> WHAT YOU WILL DO
Format everything from the line containing "Identify 17 of" down to the line containing "y-tick-label: 10⁴ — [32, 224, 58, 244]", both included, as a JSON list of strings with one string per line. Skip blank lines and leave the pictures out.

> TASK MATERIAL

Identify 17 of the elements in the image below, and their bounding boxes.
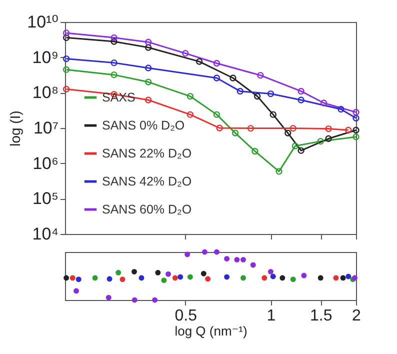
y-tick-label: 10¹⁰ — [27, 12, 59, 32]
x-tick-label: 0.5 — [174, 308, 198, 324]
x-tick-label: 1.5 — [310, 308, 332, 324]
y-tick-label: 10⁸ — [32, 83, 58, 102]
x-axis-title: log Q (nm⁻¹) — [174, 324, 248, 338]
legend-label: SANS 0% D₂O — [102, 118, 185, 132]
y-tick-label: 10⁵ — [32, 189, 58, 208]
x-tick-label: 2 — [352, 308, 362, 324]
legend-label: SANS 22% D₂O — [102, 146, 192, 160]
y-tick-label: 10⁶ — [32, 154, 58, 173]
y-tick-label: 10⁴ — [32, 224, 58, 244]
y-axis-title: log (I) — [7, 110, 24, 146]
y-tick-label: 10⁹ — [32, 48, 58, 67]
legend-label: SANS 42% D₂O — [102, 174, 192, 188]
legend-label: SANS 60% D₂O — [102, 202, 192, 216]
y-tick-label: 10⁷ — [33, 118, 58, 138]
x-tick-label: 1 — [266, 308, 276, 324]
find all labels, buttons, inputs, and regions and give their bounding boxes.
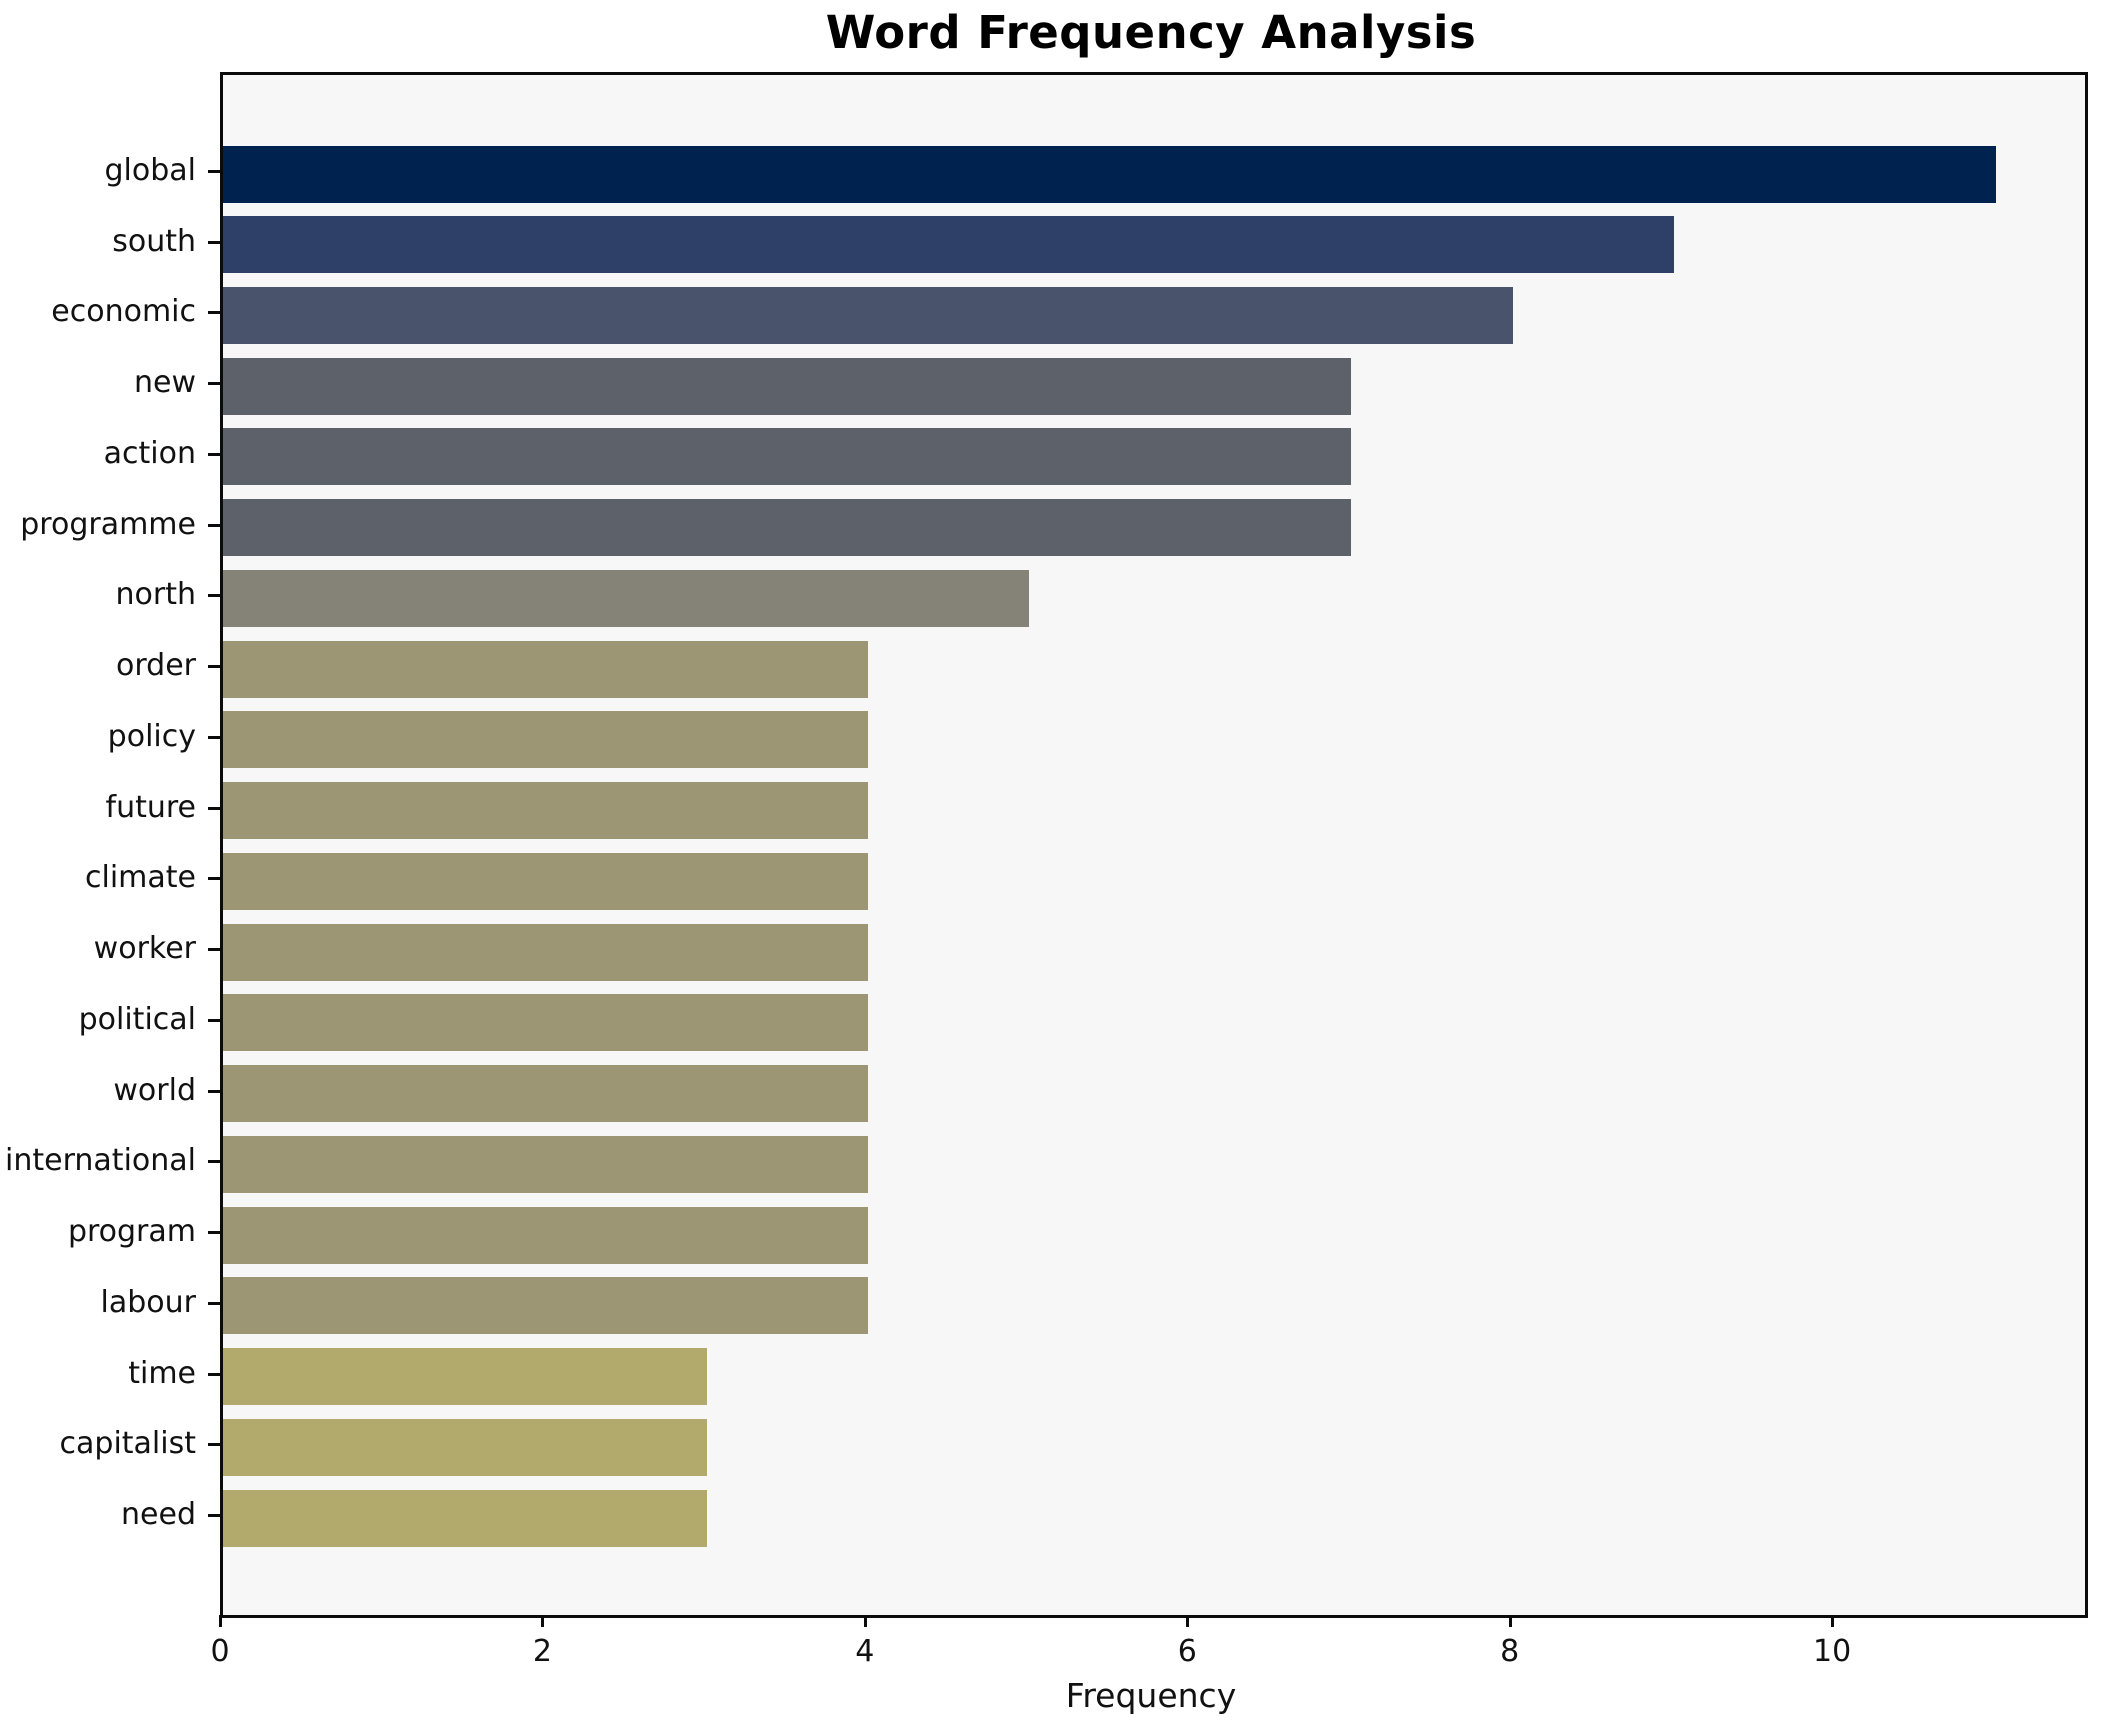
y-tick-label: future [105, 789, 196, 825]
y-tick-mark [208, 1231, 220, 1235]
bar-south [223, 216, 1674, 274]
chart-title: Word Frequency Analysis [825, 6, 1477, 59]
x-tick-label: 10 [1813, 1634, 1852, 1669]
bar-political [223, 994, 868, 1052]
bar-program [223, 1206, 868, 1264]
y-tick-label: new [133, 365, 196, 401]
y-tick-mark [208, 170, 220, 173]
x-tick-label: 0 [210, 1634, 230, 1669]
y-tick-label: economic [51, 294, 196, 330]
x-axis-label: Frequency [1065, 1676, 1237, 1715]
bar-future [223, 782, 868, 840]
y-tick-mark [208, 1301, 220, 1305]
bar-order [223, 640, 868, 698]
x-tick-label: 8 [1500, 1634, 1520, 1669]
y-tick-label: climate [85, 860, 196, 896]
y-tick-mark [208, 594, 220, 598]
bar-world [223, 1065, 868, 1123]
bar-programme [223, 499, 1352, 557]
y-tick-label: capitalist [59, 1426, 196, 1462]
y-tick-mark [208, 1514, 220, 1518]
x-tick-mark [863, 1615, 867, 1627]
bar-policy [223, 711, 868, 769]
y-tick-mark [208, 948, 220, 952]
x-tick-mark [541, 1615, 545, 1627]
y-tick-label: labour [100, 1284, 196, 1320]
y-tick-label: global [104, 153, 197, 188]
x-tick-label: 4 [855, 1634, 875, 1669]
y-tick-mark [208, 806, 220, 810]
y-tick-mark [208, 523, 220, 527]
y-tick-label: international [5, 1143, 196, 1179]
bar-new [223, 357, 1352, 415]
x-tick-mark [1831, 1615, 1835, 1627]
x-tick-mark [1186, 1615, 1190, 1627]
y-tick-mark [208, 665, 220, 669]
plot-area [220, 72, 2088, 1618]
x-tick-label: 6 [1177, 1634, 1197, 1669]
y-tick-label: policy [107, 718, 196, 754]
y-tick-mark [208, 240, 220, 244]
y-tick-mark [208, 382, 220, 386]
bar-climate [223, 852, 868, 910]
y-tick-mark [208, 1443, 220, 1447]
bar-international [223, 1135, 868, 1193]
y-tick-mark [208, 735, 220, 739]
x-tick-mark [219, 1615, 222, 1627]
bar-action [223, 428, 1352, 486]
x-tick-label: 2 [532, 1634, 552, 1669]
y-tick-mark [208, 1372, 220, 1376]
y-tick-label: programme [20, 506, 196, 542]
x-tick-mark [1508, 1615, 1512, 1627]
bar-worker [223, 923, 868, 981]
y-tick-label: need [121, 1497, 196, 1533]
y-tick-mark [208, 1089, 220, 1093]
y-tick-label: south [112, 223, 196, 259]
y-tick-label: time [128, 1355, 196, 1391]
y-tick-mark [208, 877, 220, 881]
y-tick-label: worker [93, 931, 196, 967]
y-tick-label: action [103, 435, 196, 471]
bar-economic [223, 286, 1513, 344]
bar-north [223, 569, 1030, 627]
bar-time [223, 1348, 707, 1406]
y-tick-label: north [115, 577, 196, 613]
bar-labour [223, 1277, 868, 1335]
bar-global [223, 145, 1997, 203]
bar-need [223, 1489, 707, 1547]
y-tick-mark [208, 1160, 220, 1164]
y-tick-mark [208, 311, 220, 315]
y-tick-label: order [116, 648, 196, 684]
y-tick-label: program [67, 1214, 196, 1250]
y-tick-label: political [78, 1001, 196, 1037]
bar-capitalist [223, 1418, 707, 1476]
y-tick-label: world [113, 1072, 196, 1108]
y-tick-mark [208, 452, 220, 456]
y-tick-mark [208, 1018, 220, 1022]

--

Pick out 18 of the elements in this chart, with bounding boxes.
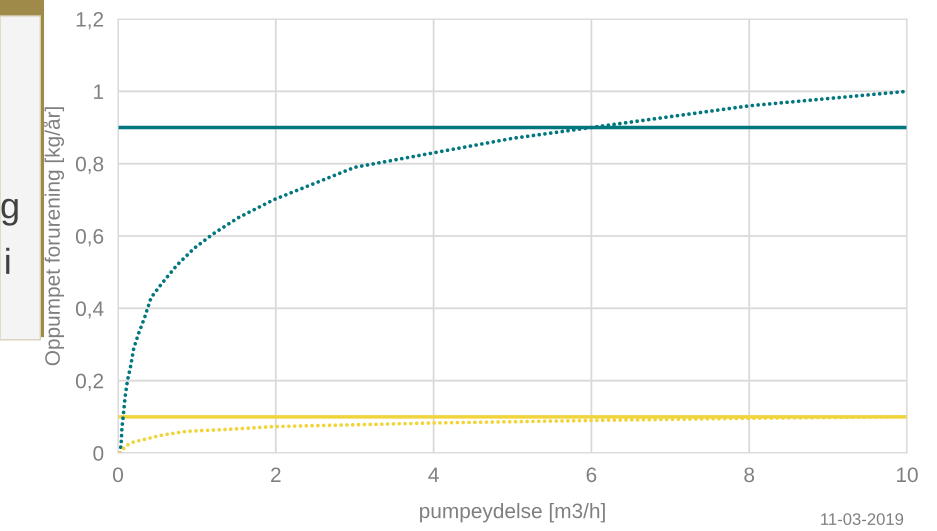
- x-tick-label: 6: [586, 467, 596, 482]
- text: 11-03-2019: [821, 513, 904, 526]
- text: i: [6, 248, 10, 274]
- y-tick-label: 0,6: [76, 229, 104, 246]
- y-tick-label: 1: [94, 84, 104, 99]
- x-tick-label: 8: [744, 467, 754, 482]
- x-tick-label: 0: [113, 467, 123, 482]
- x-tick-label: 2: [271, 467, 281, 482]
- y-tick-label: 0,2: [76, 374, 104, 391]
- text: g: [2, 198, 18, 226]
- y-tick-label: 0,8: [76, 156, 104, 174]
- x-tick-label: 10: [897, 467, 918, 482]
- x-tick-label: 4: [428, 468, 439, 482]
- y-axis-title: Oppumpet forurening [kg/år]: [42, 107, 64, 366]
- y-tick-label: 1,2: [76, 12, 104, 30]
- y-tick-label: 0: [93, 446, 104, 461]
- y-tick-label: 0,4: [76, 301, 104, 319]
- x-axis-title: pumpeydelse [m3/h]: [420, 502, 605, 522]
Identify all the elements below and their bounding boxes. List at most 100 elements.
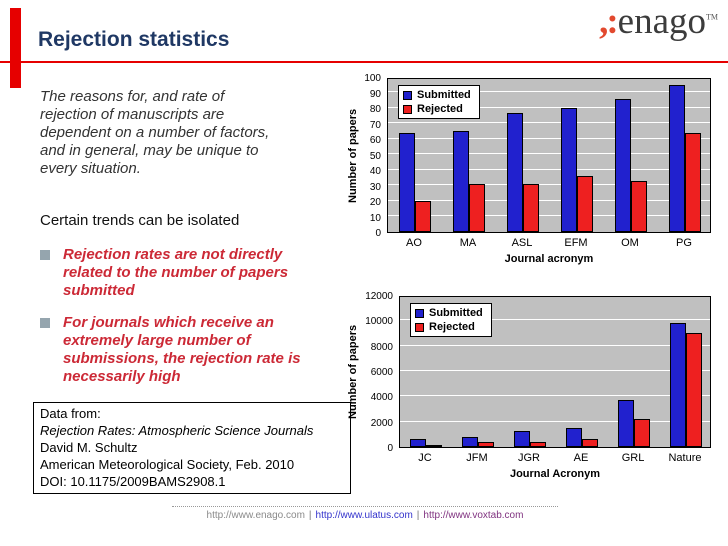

---

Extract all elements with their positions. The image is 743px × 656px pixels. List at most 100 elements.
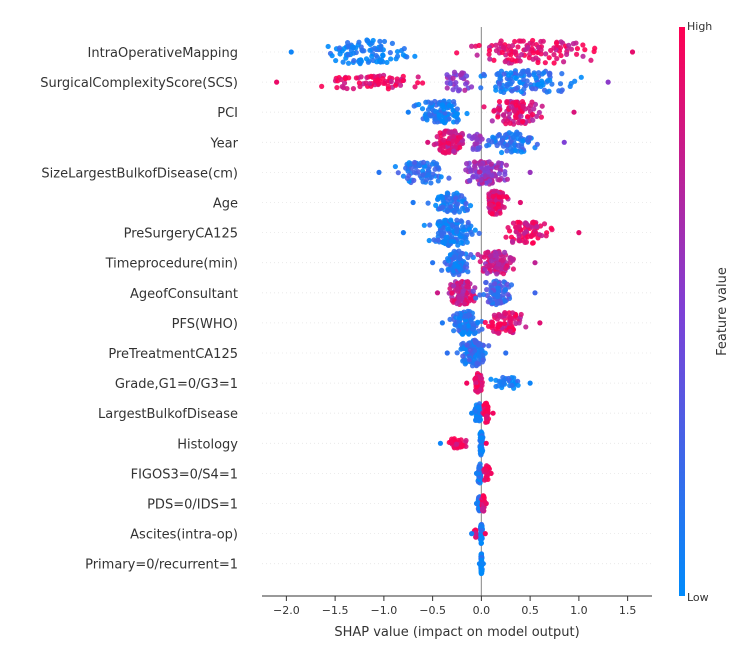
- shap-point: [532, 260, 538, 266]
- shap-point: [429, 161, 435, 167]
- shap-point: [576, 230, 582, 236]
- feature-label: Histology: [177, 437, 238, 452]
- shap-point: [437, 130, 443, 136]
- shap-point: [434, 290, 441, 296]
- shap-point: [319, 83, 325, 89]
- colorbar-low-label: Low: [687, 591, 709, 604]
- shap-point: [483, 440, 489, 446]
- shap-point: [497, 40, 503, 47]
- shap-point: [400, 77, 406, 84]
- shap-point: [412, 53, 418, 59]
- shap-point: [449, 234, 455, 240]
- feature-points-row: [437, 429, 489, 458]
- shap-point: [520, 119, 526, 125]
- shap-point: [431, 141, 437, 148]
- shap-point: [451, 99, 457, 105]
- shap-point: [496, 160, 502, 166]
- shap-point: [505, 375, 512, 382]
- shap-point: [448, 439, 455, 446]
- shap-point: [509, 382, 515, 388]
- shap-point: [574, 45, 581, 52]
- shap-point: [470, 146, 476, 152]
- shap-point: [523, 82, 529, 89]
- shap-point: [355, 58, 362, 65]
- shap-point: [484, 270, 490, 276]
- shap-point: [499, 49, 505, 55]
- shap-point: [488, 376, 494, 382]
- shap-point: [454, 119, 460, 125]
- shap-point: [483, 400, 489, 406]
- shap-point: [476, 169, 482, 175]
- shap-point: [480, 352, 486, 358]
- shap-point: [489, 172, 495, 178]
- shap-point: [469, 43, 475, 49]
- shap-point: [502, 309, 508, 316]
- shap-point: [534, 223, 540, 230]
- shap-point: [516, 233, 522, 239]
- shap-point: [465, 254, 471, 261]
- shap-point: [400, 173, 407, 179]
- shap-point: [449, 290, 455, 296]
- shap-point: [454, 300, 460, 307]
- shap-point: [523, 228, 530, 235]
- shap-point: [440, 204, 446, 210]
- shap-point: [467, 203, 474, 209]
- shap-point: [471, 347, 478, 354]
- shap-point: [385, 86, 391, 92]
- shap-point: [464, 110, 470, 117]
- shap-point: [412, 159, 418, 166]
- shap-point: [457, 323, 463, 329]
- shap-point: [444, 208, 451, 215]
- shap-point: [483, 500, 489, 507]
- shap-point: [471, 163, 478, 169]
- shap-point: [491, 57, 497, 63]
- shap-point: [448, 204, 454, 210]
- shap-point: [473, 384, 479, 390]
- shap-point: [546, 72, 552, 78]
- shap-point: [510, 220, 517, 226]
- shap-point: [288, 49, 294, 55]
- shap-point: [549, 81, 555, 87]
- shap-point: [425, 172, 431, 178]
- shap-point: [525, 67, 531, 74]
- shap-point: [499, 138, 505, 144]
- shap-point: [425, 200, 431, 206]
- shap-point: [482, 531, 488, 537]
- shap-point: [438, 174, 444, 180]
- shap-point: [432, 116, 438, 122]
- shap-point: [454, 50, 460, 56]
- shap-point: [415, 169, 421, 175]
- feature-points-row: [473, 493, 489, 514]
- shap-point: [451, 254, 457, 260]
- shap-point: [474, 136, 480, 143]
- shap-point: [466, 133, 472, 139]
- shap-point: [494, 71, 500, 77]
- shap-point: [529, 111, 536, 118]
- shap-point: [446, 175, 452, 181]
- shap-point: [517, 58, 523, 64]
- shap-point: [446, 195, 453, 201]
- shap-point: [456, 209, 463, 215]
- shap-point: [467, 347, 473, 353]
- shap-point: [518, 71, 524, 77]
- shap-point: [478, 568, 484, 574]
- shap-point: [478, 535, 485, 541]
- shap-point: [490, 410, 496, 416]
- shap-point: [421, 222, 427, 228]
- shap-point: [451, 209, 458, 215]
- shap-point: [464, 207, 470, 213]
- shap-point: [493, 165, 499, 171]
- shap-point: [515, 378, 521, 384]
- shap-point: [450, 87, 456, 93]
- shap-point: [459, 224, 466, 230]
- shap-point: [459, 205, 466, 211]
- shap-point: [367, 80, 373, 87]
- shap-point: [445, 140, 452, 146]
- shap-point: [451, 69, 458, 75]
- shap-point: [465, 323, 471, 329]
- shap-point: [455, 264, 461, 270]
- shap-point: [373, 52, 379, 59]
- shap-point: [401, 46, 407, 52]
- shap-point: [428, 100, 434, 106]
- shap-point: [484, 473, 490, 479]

> TASK RESULT
[
  "Identify 17 of the elements in the image below, and their bounding boxes.",
  "y-tick-label: 10¹⁰ — [27, 12, 59, 32]",
  "x-tick-label: 0.5 — [174, 308, 198, 324]",
  "x-tick-label: 1.5 — [310, 308, 332, 324]",
  "y-tick-label: 10⁸ — [32, 83, 58, 102]",
  "x-axis-title: log Q (nm⁻¹) — [174, 324, 248, 338]",
  "legend-label: SANS 0% D₂O — [102, 118, 185, 132]",
  "y-tick-label: 10⁵ — [32, 189, 58, 208]",
  "x-tick-label: 2 — [352, 308, 362, 324]",
  "legend-label: SANS 22% D₂O — [102, 146, 192, 160]",
  "y-tick-label: 10⁶ — [32, 154, 58, 173]",
  "y-tick-label: 10⁴ — [32, 224, 58, 244]"
]